[START OF Exercise input]

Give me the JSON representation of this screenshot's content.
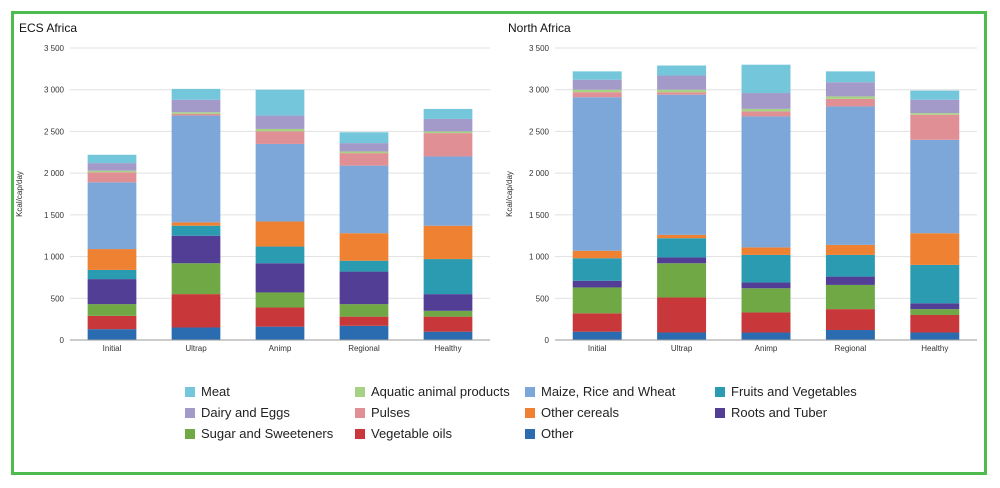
{
  "chart_data": [
    {
      "type": "bar",
      "stacked": true,
      "title": "ECS Africa",
      "xlabel": "",
      "ylabel": "Kcal/cap/day",
      "ylim": [
        0,
        3500
      ],
      "yticks": [
        "0",
        "500",
        "1 000",
        "1 500",
        "2 000",
        "2 500",
        "3 000",
        "3 500"
      ],
      "ytick_values": [
        0,
        500,
        1000,
        1500,
        2000,
        2500,
        3000,
        3500
      ],
      "categories": [
        "Initial",
        "Ultrap",
        "Animp",
        "Regional",
        "Healthy"
      ],
      "series": [
        {
          "name": "Other",
          "values": [
            130,
            150,
            160,
            170,
            100
          ]
        },
        {
          "name": "Vegetable oils",
          "values": [
            160,
            400,
            230,
            110,
            180
          ]
        },
        {
          "name": "Sugar and Sweeteners",
          "values": [
            140,
            370,
            180,
            150,
            70
          ]
        },
        {
          "name": "Roots and Tuber",
          "values": [
            300,
            330,
            350,
            390,
            200
          ]
        },
        {
          "name": "Fruits and Vegetables",
          "values": [
            110,
            120,
            200,
            130,
            420
          ]
        },
        {
          "name": "Other cereals",
          "values": [
            250,
            40,
            300,
            330,
            400
          ]
        },
        {
          "name": "Maize, Rice and Wheat",
          "values": [
            800,
            1280,
            930,
            810,
            830
          ]
        },
        {
          "name": "Pulses",
          "values": [
            120,
            20,
            150,
            150,
            280
          ]
        },
        {
          "name": "Aquatic animal products",
          "values": [
            20,
            20,
            30,
            20,
            20
          ]
        },
        {
          "name": "Dairy and Eggs",
          "values": [
            90,
            150,
            160,
            100,
            150
          ]
        },
        {
          "name": "Meat",
          "values": [
            100,
            130,
            310,
            130,
            120
          ]
        }
      ]
    },
    {
      "type": "bar",
      "stacked": true,
      "title": "North Africa",
      "xlabel": "",
      "ylabel": "Kcal/cap/day",
      "ylim": [
        0,
        3500
      ],
      "yticks": [
        "0",
        "500",
        "1 000",
        "1 500",
        "2 000",
        "2 500",
        "3 000",
        "3 500"
      ],
      "ytick_values": [
        0,
        500,
        1000,
        1500,
        2000,
        2500,
        3000,
        3500
      ],
      "categories": [
        "Initial",
        "Ultrap",
        "Animp",
        "Regional",
        "Healthy"
      ],
      "series": [
        {
          "name": "Other",
          "values": [
            100,
            90,
            90,
            120,
            90
          ]
        },
        {
          "name": "Vegetable oils",
          "values": [
            220,
            420,
            240,
            250,
            210
          ]
        },
        {
          "name": "Sugar and Sweeteners",
          "values": [
            310,
            410,
            290,
            290,
            70
          ]
        },
        {
          "name": "Roots and Tuber",
          "values": [
            80,
            70,
            70,
            100,
            70
          ]
        },
        {
          "name": "Fruits and Vegetables",
          "values": [
            270,
            230,
            330,
            260,
            460
          ]
        },
        {
          "name": "Other cereals",
          "values": [
            90,
            40,
            90,
            120,
            380
          ]
        },
        {
          "name": "Maize, Rice and Wheat",
          "values": [
            1840,
            1680,
            1570,
            1660,
            1120
          ]
        },
        {
          "name": "Pulses",
          "values": [
            60,
            30,
            60,
            90,
            300
          ]
        },
        {
          "name": "Aquatic animal products",
          "values": [
            30,
            30,
            30,
            30,
            20
          ]
        },
        {
          "name": "Dairy and Eggs",
          "values": [
            120,
            170,
            190,
            170,
            160
          ]
        },
        {
          "name": "Meat",
          "values": [
            100,
            120,
            340,
            130,
            110
          ]
        }
      ]
    }
  ],
  "colors": {
    "Meat": "#74c6da",
    "Dairy and Eggs": "#a39ac9",
    "Sugar and Sweeteners": "#6fa845",
    "Aquatic animal products": "#a7d184",
    "Pulses": "#e08f95",
    "Vegetable oils": "#c8383b",
    "Maize, Rice and Wheat": "#7ca7d8",
    "Other cereals": "#ef8133",
    "Other": "#2b6cb0",
    "Fruits and Vegetables": "#2a9bb0",
    "Roots and Tuber": "#523f95",
    "border": "#4dbb4d"
  },
  "legend": [
    [
      "Meat",
      "Aquatic animal products",
      "Maize, Rice and Wheat",
      "Fruits and Vegetables"
    ],
    [
      "Dairy and Eggs",
      "Pulses",
      "Other cereals",
      "Roots and Tuber"
    ],
    [
      "Sugar and Sweeteners",
      "Vegetable oils",
      "Other"
    ]
  ]
}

[END OF Exercise input]

Challenge: Locate the string "Vegetables" in the listing above and copy every line where it occurs.

Complete answer:
          "name": "Fruits and Vegetables",
          "name": "Fruits and Vegetables",
    "Fruits and Vegetables": "#2a9bb0",
      "Fruits and Vegetables"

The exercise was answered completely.